__Voci__.
####################
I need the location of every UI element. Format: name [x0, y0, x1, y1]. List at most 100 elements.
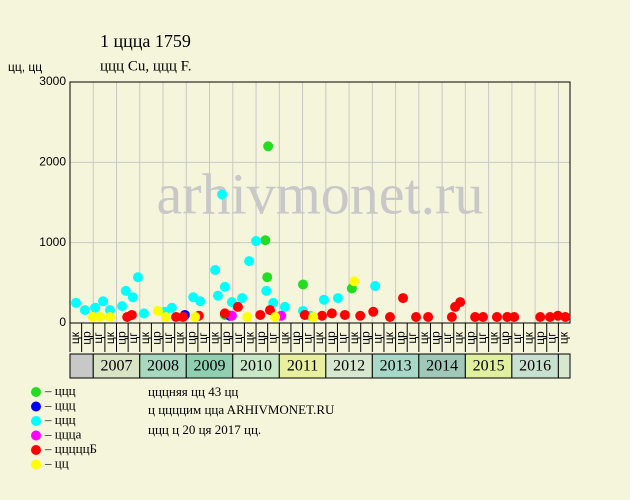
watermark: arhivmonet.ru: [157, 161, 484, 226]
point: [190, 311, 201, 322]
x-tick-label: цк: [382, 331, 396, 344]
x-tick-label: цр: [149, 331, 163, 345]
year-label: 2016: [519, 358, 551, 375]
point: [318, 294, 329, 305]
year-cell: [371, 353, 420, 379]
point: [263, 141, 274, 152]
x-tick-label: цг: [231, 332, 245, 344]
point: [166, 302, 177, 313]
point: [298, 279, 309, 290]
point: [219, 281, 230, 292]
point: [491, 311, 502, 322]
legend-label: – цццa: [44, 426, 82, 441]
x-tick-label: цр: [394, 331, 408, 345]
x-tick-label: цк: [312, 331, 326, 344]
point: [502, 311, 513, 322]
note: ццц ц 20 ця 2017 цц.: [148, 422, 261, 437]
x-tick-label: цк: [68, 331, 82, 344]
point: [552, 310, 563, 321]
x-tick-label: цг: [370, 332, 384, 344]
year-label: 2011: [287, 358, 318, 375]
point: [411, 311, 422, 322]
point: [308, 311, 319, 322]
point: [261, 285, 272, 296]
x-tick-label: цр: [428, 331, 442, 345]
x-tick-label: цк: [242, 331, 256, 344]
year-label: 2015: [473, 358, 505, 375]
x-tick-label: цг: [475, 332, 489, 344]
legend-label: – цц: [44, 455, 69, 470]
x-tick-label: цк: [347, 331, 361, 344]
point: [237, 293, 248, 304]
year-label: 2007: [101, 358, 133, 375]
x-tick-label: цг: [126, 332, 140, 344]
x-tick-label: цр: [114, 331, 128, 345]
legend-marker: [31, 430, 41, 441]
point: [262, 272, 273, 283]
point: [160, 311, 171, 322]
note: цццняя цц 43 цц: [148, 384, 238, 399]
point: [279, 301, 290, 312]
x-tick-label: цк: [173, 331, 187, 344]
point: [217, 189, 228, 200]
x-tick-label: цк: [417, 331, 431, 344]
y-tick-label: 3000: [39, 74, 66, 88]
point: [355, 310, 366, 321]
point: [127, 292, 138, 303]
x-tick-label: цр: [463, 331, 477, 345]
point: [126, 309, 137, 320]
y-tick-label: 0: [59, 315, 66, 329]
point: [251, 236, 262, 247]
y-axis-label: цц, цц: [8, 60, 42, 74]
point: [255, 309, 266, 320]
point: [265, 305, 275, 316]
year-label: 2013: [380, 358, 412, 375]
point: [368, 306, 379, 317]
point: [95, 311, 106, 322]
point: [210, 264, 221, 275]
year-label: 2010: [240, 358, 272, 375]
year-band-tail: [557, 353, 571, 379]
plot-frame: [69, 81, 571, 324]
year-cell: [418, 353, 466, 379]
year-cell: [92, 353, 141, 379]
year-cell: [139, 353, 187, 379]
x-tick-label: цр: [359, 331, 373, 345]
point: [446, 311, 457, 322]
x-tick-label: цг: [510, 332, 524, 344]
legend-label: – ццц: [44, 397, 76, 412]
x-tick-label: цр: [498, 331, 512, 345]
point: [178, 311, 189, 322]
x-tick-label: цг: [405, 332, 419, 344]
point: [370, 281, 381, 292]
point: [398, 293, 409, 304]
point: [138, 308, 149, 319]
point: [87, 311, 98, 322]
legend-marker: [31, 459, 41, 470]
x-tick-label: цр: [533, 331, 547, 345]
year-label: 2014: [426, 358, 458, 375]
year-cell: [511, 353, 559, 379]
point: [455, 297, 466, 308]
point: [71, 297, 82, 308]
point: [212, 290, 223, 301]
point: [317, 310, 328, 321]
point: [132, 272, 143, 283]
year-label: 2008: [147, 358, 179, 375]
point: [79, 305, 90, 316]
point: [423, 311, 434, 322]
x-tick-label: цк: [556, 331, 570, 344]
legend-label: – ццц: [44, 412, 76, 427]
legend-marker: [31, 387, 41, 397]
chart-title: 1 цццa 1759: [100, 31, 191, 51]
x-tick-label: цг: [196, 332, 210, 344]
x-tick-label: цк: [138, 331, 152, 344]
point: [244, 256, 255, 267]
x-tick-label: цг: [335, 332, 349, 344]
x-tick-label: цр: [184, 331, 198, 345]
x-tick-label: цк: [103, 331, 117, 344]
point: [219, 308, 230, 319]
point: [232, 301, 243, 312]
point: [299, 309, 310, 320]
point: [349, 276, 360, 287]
####################
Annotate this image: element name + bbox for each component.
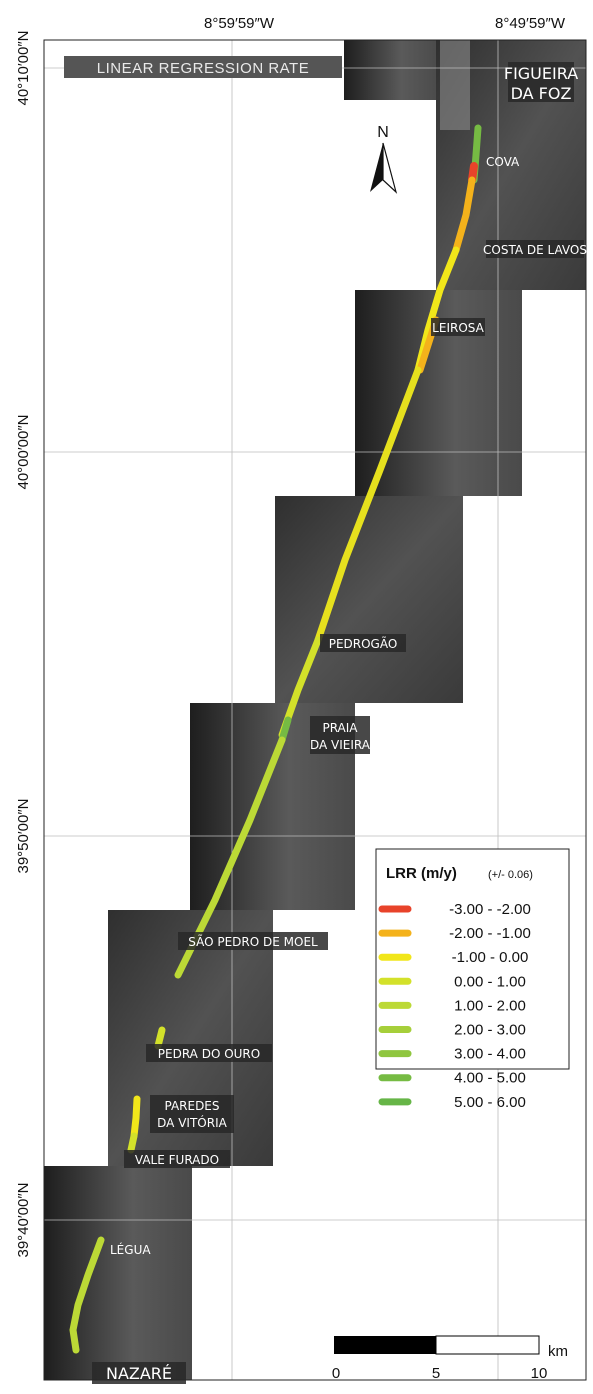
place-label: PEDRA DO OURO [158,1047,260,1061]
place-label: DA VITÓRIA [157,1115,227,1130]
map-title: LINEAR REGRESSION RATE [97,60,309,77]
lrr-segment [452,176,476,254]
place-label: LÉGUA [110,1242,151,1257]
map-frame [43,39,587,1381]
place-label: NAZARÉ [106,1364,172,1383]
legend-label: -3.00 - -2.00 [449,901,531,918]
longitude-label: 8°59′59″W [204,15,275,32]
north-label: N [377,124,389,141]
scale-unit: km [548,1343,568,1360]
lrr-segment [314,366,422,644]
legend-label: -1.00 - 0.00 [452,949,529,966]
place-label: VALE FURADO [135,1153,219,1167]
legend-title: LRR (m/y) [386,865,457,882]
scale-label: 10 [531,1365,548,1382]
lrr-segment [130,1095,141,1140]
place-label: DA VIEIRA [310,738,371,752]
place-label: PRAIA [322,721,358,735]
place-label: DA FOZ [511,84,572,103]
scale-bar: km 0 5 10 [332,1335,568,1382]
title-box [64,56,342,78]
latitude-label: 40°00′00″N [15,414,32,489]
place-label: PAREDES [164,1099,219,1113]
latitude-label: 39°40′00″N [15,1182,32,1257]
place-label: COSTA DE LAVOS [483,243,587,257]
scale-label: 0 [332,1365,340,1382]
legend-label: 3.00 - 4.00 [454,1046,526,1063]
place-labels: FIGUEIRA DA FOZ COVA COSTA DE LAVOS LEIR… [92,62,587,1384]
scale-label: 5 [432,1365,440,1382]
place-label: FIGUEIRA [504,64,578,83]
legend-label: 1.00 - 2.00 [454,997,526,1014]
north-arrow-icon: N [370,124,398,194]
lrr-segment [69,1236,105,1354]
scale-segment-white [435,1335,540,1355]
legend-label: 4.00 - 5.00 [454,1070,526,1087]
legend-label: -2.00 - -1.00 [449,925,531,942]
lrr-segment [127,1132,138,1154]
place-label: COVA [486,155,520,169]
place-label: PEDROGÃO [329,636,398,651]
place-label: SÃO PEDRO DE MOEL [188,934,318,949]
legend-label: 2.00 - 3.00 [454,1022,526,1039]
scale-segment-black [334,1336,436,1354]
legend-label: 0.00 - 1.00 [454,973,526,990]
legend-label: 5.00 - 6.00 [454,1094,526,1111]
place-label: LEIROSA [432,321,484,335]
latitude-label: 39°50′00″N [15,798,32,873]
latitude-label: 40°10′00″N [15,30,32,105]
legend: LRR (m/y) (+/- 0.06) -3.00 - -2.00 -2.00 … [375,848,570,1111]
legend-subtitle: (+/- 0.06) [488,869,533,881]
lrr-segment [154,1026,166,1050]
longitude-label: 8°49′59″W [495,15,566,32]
####################
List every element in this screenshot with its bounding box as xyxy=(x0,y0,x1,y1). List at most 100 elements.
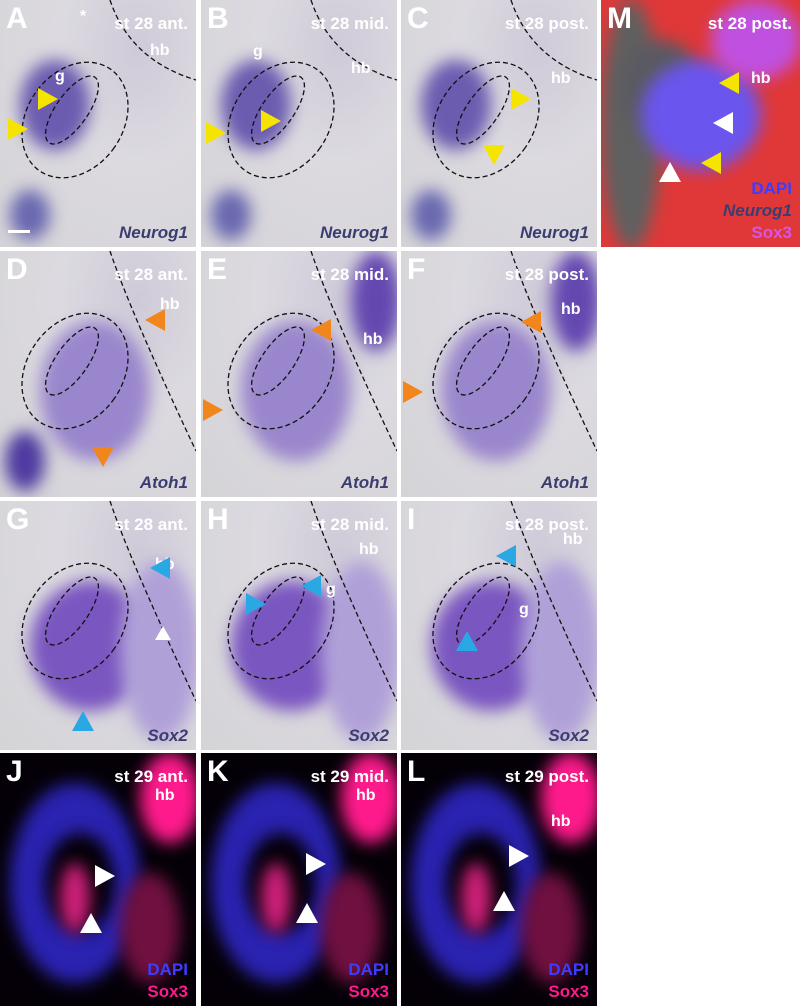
####################
__Esercizio scritto__.
Ricopia tutto ciò che va dalla riga contenente "Annotate this image: element" giù fino alla riga contenente "lrr-segment [452,176,476,254]", entrambe comprese. Lascia fuori le immagini.

__Soluzione__.
Annotate this image: element name + bbox for each component.
place-label: PEDRA DO OURO [158,1047,260,1061]
place-label: DA VITÓRIA [157,1115,227,1130]
map-title: LINEAR REGRESSION RATE [97,60,309,77]
lrr-segment [452,176,476,254]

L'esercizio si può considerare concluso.